> **WHAT IS NEEDED**
Every line of the material that follows must be printed again exactly.
------ LISTED RECORDS
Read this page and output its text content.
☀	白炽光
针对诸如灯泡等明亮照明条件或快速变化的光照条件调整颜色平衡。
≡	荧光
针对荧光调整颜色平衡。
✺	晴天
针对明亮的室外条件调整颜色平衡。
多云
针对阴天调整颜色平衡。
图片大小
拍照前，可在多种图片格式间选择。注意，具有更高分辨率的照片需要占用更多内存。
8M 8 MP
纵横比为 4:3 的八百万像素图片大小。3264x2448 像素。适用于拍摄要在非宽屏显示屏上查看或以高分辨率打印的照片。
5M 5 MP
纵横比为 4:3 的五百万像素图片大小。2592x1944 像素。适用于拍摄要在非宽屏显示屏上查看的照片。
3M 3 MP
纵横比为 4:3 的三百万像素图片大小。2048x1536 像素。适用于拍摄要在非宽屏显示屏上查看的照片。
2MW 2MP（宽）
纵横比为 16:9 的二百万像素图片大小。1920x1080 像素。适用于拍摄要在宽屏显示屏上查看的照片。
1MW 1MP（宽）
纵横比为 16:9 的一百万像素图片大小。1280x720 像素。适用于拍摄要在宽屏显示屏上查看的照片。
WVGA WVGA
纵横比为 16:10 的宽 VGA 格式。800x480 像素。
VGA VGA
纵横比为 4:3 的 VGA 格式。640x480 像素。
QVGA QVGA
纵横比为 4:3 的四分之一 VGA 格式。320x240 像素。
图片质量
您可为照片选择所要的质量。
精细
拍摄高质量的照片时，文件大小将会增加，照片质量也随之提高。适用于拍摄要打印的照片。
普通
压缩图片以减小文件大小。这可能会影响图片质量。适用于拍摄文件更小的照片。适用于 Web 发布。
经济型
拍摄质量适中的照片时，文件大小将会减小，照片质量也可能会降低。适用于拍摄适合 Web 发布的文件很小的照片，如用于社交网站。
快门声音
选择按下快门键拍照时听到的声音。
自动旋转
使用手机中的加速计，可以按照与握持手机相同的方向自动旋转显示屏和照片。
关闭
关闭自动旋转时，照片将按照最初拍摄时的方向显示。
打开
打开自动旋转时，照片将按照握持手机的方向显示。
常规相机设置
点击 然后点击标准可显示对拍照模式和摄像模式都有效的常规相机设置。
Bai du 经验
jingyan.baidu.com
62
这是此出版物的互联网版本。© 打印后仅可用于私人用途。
------------
> **FINISHED TASK**
Read this page and output its text content.
☀	白炽光
针对诸如灯泡等明亮照明条件或快速变化的光照条件调整颜色平衡。
≡	荧光
针对荧光调整颜色平衡。
✺	晴天
针对明亮的室外条件调整颜色平衡。
多云
针对阴天调整颜色平衡。
图片大小
拍照前，可在多种图片格式间选择。注意，具有更高分辨率的照片需要占用更多内存。
8M 8 MP
纵横比为 4:3 的八百万像素图片大小。3264x2448 像素。适用于拍摄要在非宽屏显示屏上查看或以高分辨率打印的照片。
5M 5 MP
纵横比为 4:3 的五百万像素图片大小。2592x1944 像素。适用于拍摄要在非宽屏显示屏上查看的照片。
3M 3 MP
纵横比为 4:3 的三百万像素图片大小。2048x1536 像素。适用于拍摄要在非宽屏显示屏上查看的照片。
2MW 2MP（宽）
纵横比为 16:9 的二百万像素图片大小。1920x1080 像素。适用于拍摄要在宽屏显示屏上查看的照片。
1MW 1MP（宽）
纵横比为 16:9 的一百万像素图片大小。1280x720 像素。适用于拍摄要在宽屏显示屏上查看的照片。
WVGA WVGA
纵横比为 16:10 的宽 VGA 格式。800x480 像素。
VGA VGA
纵横比为 4:3 的 VGA 格式。640x480 像素。
QVGA QVGA
纵横比为 4:3 的四分之一 VGA 格式。320x240 像素。
图片质量
您可为照片选择所要的质量。
精细
拍摄高质量的照片时，文件大小将会增加，照片质量也随之提高。适用于拍摄要打印的照片。
普通
压缩图片以减小文件大小。这可能会影响图片质量。适用于拍摄文件更小的照片。适用于 Web 发布。
经济型
拍摄质量适中的照片时，文件大小将会减小，照片质量也可能会降低。适用于拍摄适合 Web 发布的文件很小的照片，如用于社交网站。
快门声音
选择按下快门键拍照时听到的声音。
自动旋转
使用手机中的加速计，可以按照与握持手机相同的方向自动旋转显示屏和照片。
关闭
关闭自动旋转时，照片将按照最初拍摄时的方向显示。
打开
打开自动旋转时，照片将按照握持手机的方向显示。
常规相机设置
点击 然后点击标准可显示对拍照模式和摄像模式都有效的常规相机设置。
Bai du 经验
jingyan.baidu.com
62
这是此出版物的互联网版本。© 打印后仅可用于私人用途。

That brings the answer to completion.